** BEGIN Data to use **

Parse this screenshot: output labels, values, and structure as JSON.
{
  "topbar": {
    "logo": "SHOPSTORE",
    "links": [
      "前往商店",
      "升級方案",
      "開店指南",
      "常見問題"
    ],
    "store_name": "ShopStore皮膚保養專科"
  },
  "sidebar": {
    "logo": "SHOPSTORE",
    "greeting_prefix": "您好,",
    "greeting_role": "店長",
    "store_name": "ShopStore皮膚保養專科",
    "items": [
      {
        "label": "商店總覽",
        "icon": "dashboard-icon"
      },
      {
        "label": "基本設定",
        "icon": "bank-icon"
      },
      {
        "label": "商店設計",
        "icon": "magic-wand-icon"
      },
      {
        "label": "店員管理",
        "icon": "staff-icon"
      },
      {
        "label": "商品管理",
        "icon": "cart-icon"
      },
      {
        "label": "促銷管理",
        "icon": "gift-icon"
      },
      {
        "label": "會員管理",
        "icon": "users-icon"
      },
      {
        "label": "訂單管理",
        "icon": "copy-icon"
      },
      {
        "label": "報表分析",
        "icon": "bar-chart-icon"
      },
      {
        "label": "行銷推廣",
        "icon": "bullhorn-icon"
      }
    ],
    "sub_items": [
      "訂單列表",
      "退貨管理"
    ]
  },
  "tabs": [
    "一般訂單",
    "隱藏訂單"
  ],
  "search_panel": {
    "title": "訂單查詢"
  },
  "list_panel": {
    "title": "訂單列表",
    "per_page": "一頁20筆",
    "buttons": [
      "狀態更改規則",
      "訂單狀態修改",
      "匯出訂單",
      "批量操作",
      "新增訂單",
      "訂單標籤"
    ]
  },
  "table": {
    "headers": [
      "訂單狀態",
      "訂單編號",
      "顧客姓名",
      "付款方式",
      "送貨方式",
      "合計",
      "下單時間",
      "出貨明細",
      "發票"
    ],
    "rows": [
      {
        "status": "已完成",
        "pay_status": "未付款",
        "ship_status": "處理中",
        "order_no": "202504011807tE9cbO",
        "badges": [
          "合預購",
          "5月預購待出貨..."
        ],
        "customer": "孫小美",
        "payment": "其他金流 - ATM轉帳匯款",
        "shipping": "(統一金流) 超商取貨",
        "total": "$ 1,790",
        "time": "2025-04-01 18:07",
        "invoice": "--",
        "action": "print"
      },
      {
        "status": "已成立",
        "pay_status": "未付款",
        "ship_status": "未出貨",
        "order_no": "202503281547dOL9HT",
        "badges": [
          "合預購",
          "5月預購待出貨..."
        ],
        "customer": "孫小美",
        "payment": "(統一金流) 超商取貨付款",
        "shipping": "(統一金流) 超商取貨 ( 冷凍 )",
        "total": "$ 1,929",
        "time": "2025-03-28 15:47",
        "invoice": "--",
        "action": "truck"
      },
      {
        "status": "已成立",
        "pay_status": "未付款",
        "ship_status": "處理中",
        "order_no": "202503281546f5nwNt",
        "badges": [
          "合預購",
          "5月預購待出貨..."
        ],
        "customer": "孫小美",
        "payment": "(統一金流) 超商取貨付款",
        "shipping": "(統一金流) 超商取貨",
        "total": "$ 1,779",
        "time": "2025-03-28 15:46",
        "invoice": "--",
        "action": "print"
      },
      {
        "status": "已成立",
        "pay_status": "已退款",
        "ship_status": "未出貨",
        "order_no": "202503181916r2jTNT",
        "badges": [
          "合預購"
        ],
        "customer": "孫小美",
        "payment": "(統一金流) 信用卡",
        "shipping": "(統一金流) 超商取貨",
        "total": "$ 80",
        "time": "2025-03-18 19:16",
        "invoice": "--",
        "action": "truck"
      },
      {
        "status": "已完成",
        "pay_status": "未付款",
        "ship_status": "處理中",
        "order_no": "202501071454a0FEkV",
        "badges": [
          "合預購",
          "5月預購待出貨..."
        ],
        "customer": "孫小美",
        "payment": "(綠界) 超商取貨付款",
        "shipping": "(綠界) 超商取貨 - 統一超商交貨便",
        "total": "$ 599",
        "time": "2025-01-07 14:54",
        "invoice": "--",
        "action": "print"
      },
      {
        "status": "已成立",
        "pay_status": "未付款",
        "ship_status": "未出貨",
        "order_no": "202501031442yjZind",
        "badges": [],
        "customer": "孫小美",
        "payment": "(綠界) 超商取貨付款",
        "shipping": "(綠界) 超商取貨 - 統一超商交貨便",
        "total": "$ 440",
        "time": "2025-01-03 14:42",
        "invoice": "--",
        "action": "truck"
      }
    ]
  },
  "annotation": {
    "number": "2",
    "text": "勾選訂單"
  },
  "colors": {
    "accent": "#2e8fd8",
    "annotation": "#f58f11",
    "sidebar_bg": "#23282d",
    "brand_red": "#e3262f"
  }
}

** END Data to use **

**Task goal:** Go through the listing above and return every line where the word "time" occurs.

**Expected answer:**
        "time": "2025-04-01 18:07",
        "time": "2025-03-28 15:47",
        "time": "2025-03-28 15:46",
        "time": "2025-03-18 19:16",
        "time": "2025-01-07 14:54",
        "time": "2025-01-03 14:42",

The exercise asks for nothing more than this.